> [Exercise prompt] Return the data exactly, with all pictures removed.

> [Extracted records]
* * * * *
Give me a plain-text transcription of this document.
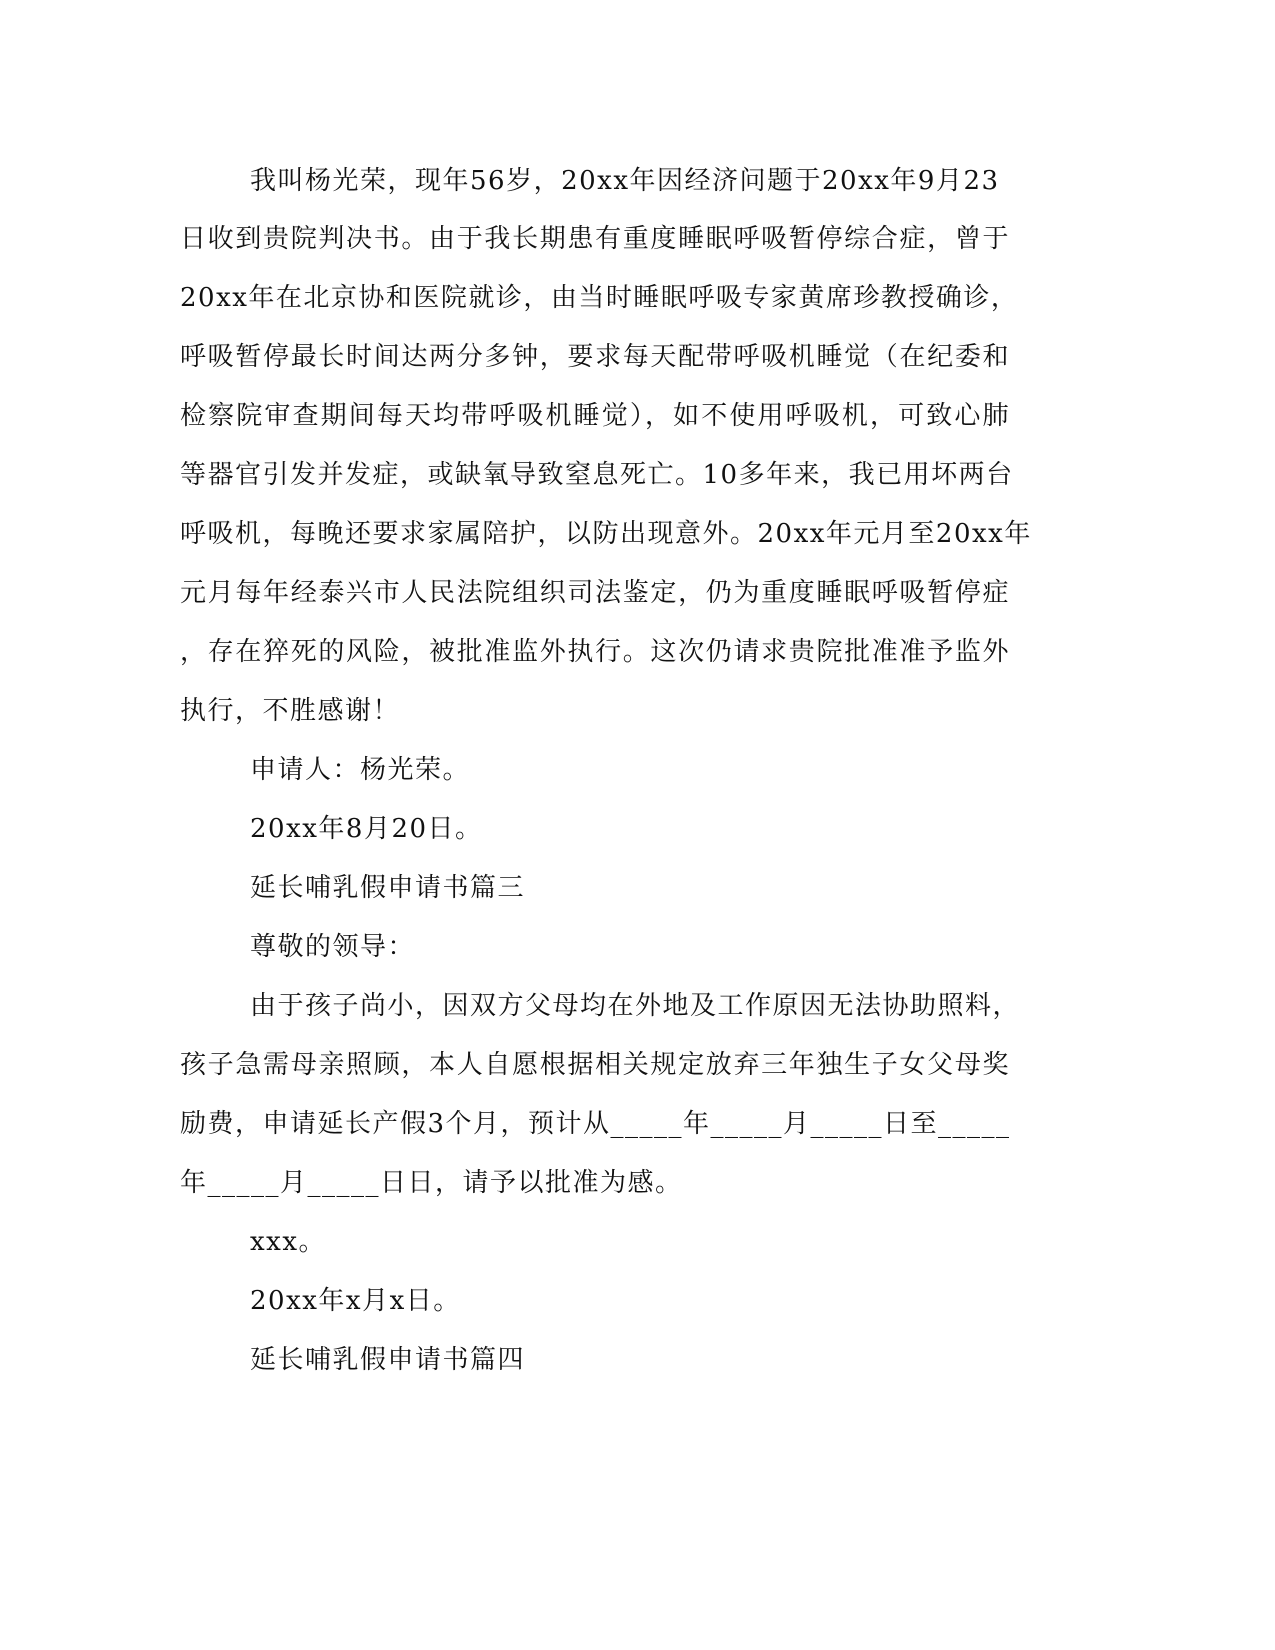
我叫杨光荣，现年56岁，20xx年因经济问题于20xx年9月23
日收到贵院判决书。由于我长期患有重度睡眠呼吸暂停综合症，曾于
20xx年在北京协和医院就诊，由当时睡眠呼吸专家黄席珍教授确诊，
呼吸暂停最长时间达两分多钟，要求每天配带呼吸机睡觉（在纪委和
检察院审查期间每天均带呼吸机睡觉），如不使用呼吸机，可致心肺
等器官引发并发症，或缺氧导致窒息死亡。10多年来，我已用坏两台
呼吸机，每晚还要求家属陪护，以防出现意外。20xx年元月至20xx年
元月每年经泰兴市人民法院组织司法鉴定，仍为重度睡眠呼吸暂停症
，存在猝死的风险，被批准监外执行。这次仍请求贵院批准准予监外
执行，不胜感谢！
申请人：杨光荣。
20xx年8月20日。
延长哺乳假申请书篇三
尊敬的领导：
由于孩子尚小，因双方父母均在外地及工作原因无法协助照料，
孩子急需母亲照顾，本人自愿根据相关规定放弃三年独生子女父母奖
励费，申请延长产假3个月，预计从_____年_____月_____日至_____
年_____月_____日日，请予以批准为感。
xxx。
20xx年x月x日。
延长哺乳假申请书篇四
* * * * *
> [Exercise response]
Give me a plain-text transcription of this document.
我叫杨光荣，现年56岁，20xx年因经济问题于20xx年9月23
日收到贵院判决书。由于我长期患有重度睡眠呼吸暂停综合症，曾于
20xx年在北京协和医院就诊，由当时睡眠呼吸专家黄席珍教授确诊，
呼吸暂停最长时间达两分多钟，要求每天配带呼吸机睡觉（在纪委和
检察院审查期间每天均带呼吸机睡觉），如不使用呼吸机，可致心肺
等器官引发并发症，或缺氧导致窒息死亡。10多年来，我已用坏两台
呼吸机，每晚还要求家属陪护，以防出现意外。20xx年元月至20xx年
元月每年经泰兴市人民法院组织司法鉴定，仍为重度睡眠呼吸暂停症
，存在猝死的风险，被批准监外执行。这次仍请求贵院批准准予监外
执行，不胜感谢！
申请人：杨光荣。
20xx年8月20日。
延长哺乳假申请书篇三
尊敬的领导：
由于孩子尚小，因双方父母均在外地及工作原因无法协助照料，
孩子急需母亲照顾，本人自愿根据相关规定放弃三年独生子女父母奖
励费，申请延长产假3个月，预计从_____年_____月_____日至_____
年_____月_____日日，请予以批准为感。
xxx。
20xx年x月x日。
延长哺乳假申请书篇四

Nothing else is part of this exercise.